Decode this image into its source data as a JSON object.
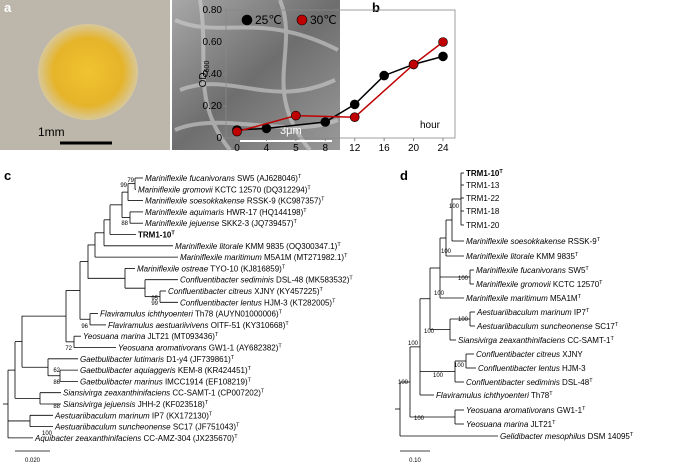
{
  "panel_labels": [
    "a",
    "b",
    "c",
    "d"
  ],
  "panel_a": {
    "scale_left": "1mm",
    "scale_right": "3μm"
  },
  "chart_data": {
    "type": "line",
    "categories": [
      "0",
      "4",
      "5",
      "8",
      "12",
      "16",
      "20",
      "24"
    ],
    "ylabel": "OD",
    "ylabel_sub": "600",
    "annotation": "hour",
    "legend": "upper left",
    "ylim": [
      0,
      0.8
    ],
    "yticks": [
      0,
      {
        "value": 0.2,
        "label": "0.20"
      },
      {
        "value": 0.4,
        "label": "0.40"
      },
      {
        "value": 0.6,
        "label": "0.60"
      },
      {
        "value": 0.8,
        "label": "0.80"
      }
    ],
    "series": [
      {
        "name": "25℃",
        "color": "#000000",
        "x": [
          "0",
          "4",
          "8",
          "12",
          "16",
          "20",
          "24"
        ],
        "values": [
          0.05,
          0.06,
          0.1,
          0.21,
          0.39,
          0.46,
          0.51
        ]
      },
      {
        "name": "30℃",
        "color": "#c00000",
        "x": [
          "0",
          "5",
          "12",
          "20",
          "24"
        ],
        "values": [
          0.04,
          0.14,
          0.13,
          0.46,
          0.6
        ]
      }
    ]
  },
  "tree_c": {
    "scale": "0.020",
    "bootstrap": [
      79,
      99,
      88,
      96,
      95,
      99,
      72,
      62,
      86,
      88,
      100
    ],
    "leaves": [
      {
        "species": "Mariniflexile fucanivorans",
        "strain": " SW5 (AJ628046)",
        "sup": "T"
      },
      {
        "species": "Mariniflexile gromovii",
        "strain": " KCTC 12570 (DQ312294)",
        "sup": "T"
      },
      {
        "species": "Mariniflexile soesokkakense",
        "strain": " RSSK-9 (KC987357)",
        "sup": "T"
      },
      {
        "species": "Mariniflexile aquimaris",
        "strain": " HWR-17 (HQ144198)",
        "sup": "T"
      },
      {
        "species": "Mariniflexile jejuense",
        "strain": " SKK2-3 (JQ739457)",
        "sup": "T"
      },
      {
        "name": "TRM1-10",
        "sup": "T",
        "bold": true
      },
      {
        "species": "Mariniflexile litorale",
        "strain": " KMM 9835 (OQ300347.1)",
        "sup": "T"
      },
      {
        "species": "Mariniflexile maritimum",
        "strain": " M5A1M (MT271982.1)",
        "sup": "T"
      },
      {
        "species": "Mariniflexile ostreae",
        "strain": " TYO-10 (KJ816859)",
        "sup": "T"
      },
      {
        "species": "Confluentibacter sediminis",
        "strain": " DSL-48 (MK583532)",
        "sup": "T"
      },
      {
        "species": "Confluentibacter citreus",
        "strain": " XJNY (KY457225)",
        "sup": "T"
      },
      {
        "species": "Confluentibacter lentus",
        "strain": " HJM-3 (KT282005)",
        "sup": "T"
      },
      {
        "species": "Flaviramulus ichthyoenteri",
        "strain": " Th78 (AUYN01000006)",
        "sup": "T"
      },
      {
        "species": "Flaviramulus aestuariivivens",
        "strain": " OITF-51 (KY310668)",
        "sup": "T"
      },
      {
        "species": "Yeosuana marina",
        "strain": " JLT21 (MT093436)",
        "sup": "T"
      },
      {
        "species": "Yeosuana aromativorans",
        "strain": " GW1-1 (AY682382)",
        "sup": "T"
      },
      {
        "species": "Gaetbulibacter lutimaris",
        "strain": " D1-y4 (JF739861)",
        "sup": "T"
      },
      {
        "species": "Gaetbulibacter aquiaggeris",
        "strain": " KEM-8 (KR424451)",
        "sup": "T"
      },
      {
        "species": "Gaetbulibacter marinus",
        "strain": " IMCC1914 (EF108219)",
        "sup": "T"
      },
      {
        "species": "Siansivirga zeaxanthinifaciens",
        "strain": " CC-SAMT-1 (CP007202)",
        "sup": "T"
      },
      {
        "species": "Siansivirga jejuensis",
        "strain": " JHH-2 (KF023518)",
        "sup": "T"
      },
      {
        "species": "Aestuariibaculum marinum",
        "strain": " IP7 (KX172130)",
        "sup": "T"
      },
      {
        "species": "Aestuariibaculum suncheonense",
        "strain": " SC17 (JF751043)",
        "sup": "T"
      },
      {
        "species": "Aquibacter zeaxanthinifaciens",
        "strain": " CC-AMZ-304 (JX235670)",
        "sup": "T"
      }
    ]
  },
  "tree_d": {
    "scale": "0.10",
    "bootstrap": [
      100,
      100,
      100,
      100,
      100,
      100,
      100,
      100,
      100,
      100,
      100
    ],
    "leaves": [
      {
        "name": "TRM1-10",
        "sup": "T",
        "bold": true
      },
      {
        "name": "TRM1-13"
      },
      {
        "name": "TRM1-22"
      },
      {
        "name": "TRM1-18"
      },
      {
        "name": "TRM1-20"
      },
      {
        "species": "Mariniflexile soesokkakense",
        "strain": " RSSK-9",
        "sup": "T"
      },
      {
        "species": "Mariniflexile litorale",
        "strain": " KMM 9835",
        "sup": "T"
      },
      {
        "species": "Mariniflexile fucanivorans",
        "strain": " SW5",
        "sup": "T"
      },
      {
        "species": "Mariniflexile gromovii",
        "strain": " KCTC 12570",
        "sup": "T"
      },
      {
        "species": "Mariniflexile maritimum",
        "strain": " M5A1M",
        "sup": "T"
      },
      {
        "species": "Aestuariibaculum marinum",
        "strain": " IP7",
        "sup": "T"
      },
      {
        "species": "Aestuariibaculum suncheonense",
        "strain": " SC17",
        "sup": "T"
      },
      {
        "species": "Siansivirga zeaxanthinifaciens",
        "strain": " CC-SAMT-1",
        "sup": "T"
      },
      {
        "species": "Confluentibacter citreus",
        "strain": " XJNY"
      },
      {
        "species": "Confluentibacter lentus",
        "strain": " HJM-3"
      },
      {
        "species": "Confluentibacter sediminis",
        "strain": " DSL-48",
        "sup": "T"
      },
      {
        "species": "Flaviramulus ichthyoenteri",
        "strain": " Th78",
        "sup": "T"
      },
      {
        "species": "Yeosuana aromativorans",
        "strain": " GW1-1",
        "sup": "T"
      },
      {
        "species": "Yeosuana marina",
        "strain": " JLT21",
        "sup": "T"
      },
      {
        "species": "Gelidibacter mesophilus",
        "strain": " DSM 14095",
        "sup": "T"
      }
    ]
  }
}
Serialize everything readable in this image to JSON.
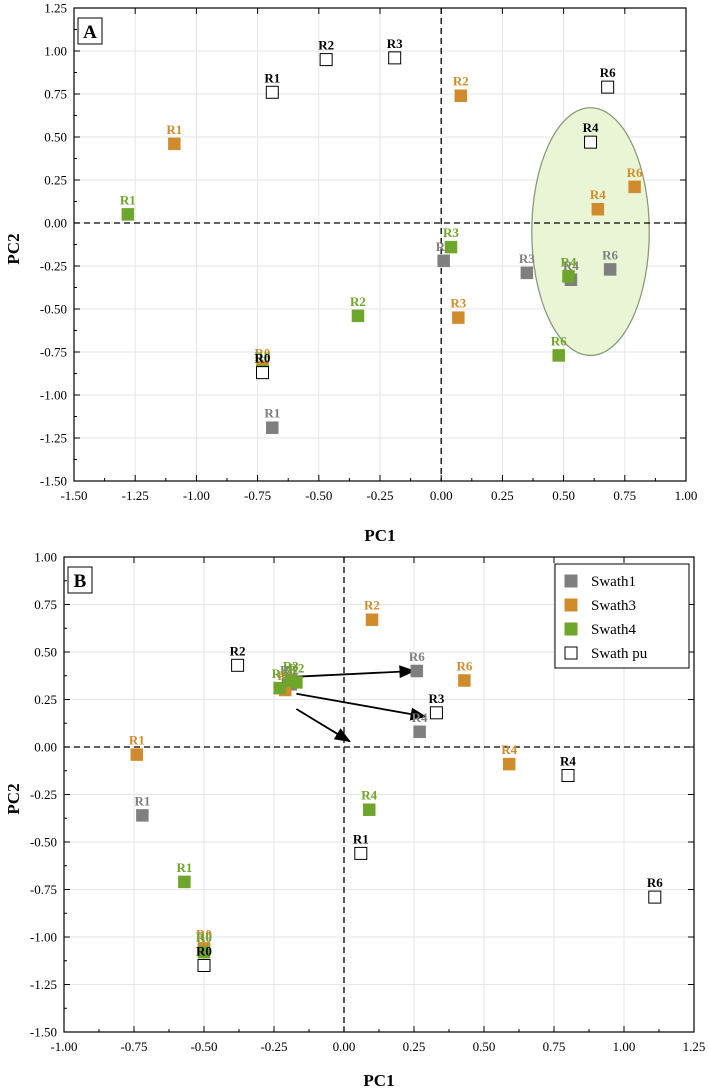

____

_Prompt_
Any pictures should be dropped; transcribe the rest of the records above exactly.

_Output of the task_
Decode this image into its source data as a JSON object.
{
  "panel_labels": [
    "a",
    "b",
    "c",
    "d"
  ],
  "panel_a": {
    "scale_left": "1mm",
    "scale_right": "3μm"
  },
  "chart_data": {
    "type": "line",
    "categories": [
      "0",
      "4",
      "5",
      "8",
      "12",
      "16",
      "20",
      "24"
    ],
    "ylabel": "OD",
    "ylabel_sub": "600",
    "annotation": "hour",
    "legend": "upper left",
    "ylim": [
      0,
      0.8
    ],
    "yticks": [
      0,
      {
        "value": 0.2,
        "label": "0.20"
      },
      {
        "value": 0.4,
        "label": "0.40"
      },
      {
        "value": 0.6,
        "label": "0.60"
      },
      {
        "value": 0.8,
        "label": "0.80"
      }
    ],
    "series": [
      {
        "name": "25℃",
        "color": "#000000",
        "x": [
          "0",
          "4",
          "8",
          "12",
          "16",
          "20",
          "24"
        ],
        "values": [
          0.05,
          0.06,
          0.1,
          0.21,
          0.39,
          0.46,
          0.51
        ]
      },
      {
        "name": "30℃",
        "color": "#c00000",
        "x": [
          "0",
          "5",
          "12",
          "20",
          "24"
        ],
        "values": [
          0.04,
          0.14,
          0.13,
          0.46,
          0.6
        ]
      }
    ]
  },
  "tree_c": {
    "scale": "0.020",
    "bootstrap": [
      79,
      99,
      88,
      96,
      95,
      99,
      72,
      62,
      86,
      88,
      100
    ],
    "leaves": [
      {
        "species": "Mariniflexile fucanivorans",
        "strain": " SW5 (AJ628046)",
        "sup": "T"
      },
      {
        "species": "Mariniflexile gromovii",
        "strain": " KCTC 12570 (DQ312294)",
        "sup": "T"
      },
      {
        "species": "Mariniflexile soesokkakense",
        "strain": " RSSK-9 (KC987357)",
        "sup": "T"
      },
      {
        "species": "Mariniflexile aquimaris",
        "strain": " HWR-17 (HQ144198)",
        "sup": "T"
      },
      {
        "species": "Mariniflexile jejuense",
        "strain": " SKK2-3 (JQ739457)",
        "sup": "T"
      },
      {
        "name": "TRM1-10",
        "sup": "T",
        "bold": true
      },
      {
        "species": "Mariniflexile litorale",
        "strain": " KMM 9835 (OQ300347.1)",
        "sup": "T"
      },
      {
        "species": "Mariniflexile maritimum",
        "strain": " M5A1M (MT271982.1)",
        "sup": "T"
      },
      {
        "species": "Mariniflexile ostreae",
        "strain": " TYO-10 (KJ816859)",
        "sup": "T"
      },
      {
        "species": "Confluentibacter sediminis",
        "strain": " DSL-48 (MK583532)",
        "sup": "T"
      },
      {
        "species": "Confluentibacter citreus",
        "strain": " XJNY (KY457225)",
        "sup": "T"
      },
      {
        "species": "Confluentibacter lentus",
        "strain": " HJM-3 (KT282005)",
        "sup": "T"
      },
      {
        "species": "Flaviramulus ichthyoenteri",
        "strain": " Th78 (AUYN01000006)",
        "sup": "T"
      },
      {
        "species": "Flaviramulus aestuariivivens",
        "strain": " OITF-51 (KY310668)",
        "sup": "T"
      },
      {
        "species": "Yeosuana marina",
        "strain": " JLT21 (MT093436)",
        "sup": "T"
      },
      {
        "species": "Yeosuana aromativorans",
        "strain": " GW1-1 (AY682382)",
        "sup": "T"
      },
      {
        "species": "Gaetbulibacter lutimaris",
        "strain": " D1-y4 (JF739861)",
        "sup": "T"
      },
      {
        "species": "Gaetbulibacter aquiaggeris",
        "strain": " KEM-8 (KR424451)",
        "sup": "T"
      },
      {
        "species": "Gaetbulibacter marinus",
        "strain": " IMCC1914 (EF108219)",
        "sup": "T"
      },
      {
        "species": "Siansivirga zeaxanthinifaciens",
        "strain": " CC-SAMT-1 (CP007202)",
        "sup": "T"
      },
      {
        "species": "Siansivirga jejuensis",
        "strain": " JHH-2 (KF023518)",
        "sup": "T"
      },
      {
        "species": "Aestuariibaculum marinum",
        "strain": " IP7 (KX172130)",
        "sup": "T"
      },
      {
        "species": "Aestuariibaculum suncheonense",
        "strain": " SC17 (JF751043)",
        "sup": "T"
      },
      {
        "species": "Aquibacter zeaxanthinifaciens",
        "strain": " CC-AMZ-304 (JX235670)",
        "sup": "T"
      }
    ]
  },
  "tree_d": {
    "scale": "0.10",
    "bootstrap": [
      100,
      100,
      100,
      100,
      100,
      100,
      100,
      100,
      100,
      100,
      100
    ],
    "leaves": [
      {
        "name": "TRM1-10",
        "sup": "T",
        "bold": true
      },
      {
        "name": "TRM1-13"
      },
      {
        "name": "TRM1-22"
      },
      {
        "name": "TRM1-18"
      },
      {
        "name": "TRM1-20"
      },
      {
        "species": "Mariniflexile soesokkakense",
        "strain": " RSSK-9",
        "sup": "T"
      },
      {
        "species": "Mariniflexile litorale",
        "strain": " KMM 9835",
        "sup": "T"
      },
      {
        "species": "Mariniflexile fucanivorans",
        "strain": " SW5",
        "sup": "T"
      },
      {
        "species": "Mariniflexile gromovii",
        "strain": " KCTC 12570",
        "sup": "T"
      },
      {
        "species": "Mariniflexile maritimum",
        "strain": " M5A1M",
        "sup": "T"
      },
      {
        "species": "Aestuariibaculum marinum",
        "strain": " IP7",
        "sup": "T"
      },
      {
        "species": "Aestuariibaculum suncheonense",
        "strain": " SC17",
        "sup": "T"
      },
      {
        "species": "Siansivirga zeaxanthinifaciens",
        "strain": " CC-SAMT-1",
        "sup": "T"
      },
      {
        "species": "Confluentibacter citreus",
        "strain": " XJNY"
      },
      {
        "species": "Confluentibacter lentus",
        "strain": " HJM-3"
      },
      {
        "species": "Confluentibacter sediminis",
        "strain": " DSL-48",
        "sup": "T"
      },
      {
        "species": "Flaviramulus ichthyoenteri",
        "strain": " Th78",
        "sup": "T"
      },
      {
        "species": "Yeosuana aromativorans",
        "strain": " GW1-1",
        "sup": "T"
      },
      {
        "species": "Yeosuana marina",
        "strain": " JLT21",
        "sup": "T"
      },
      {
        "species": "Gelidibacter mesophilus",
        "strain": " DSM 14095",
        "sup": "T"
      }
    ]
  }
}
Serialize everything readable in this image to JSON.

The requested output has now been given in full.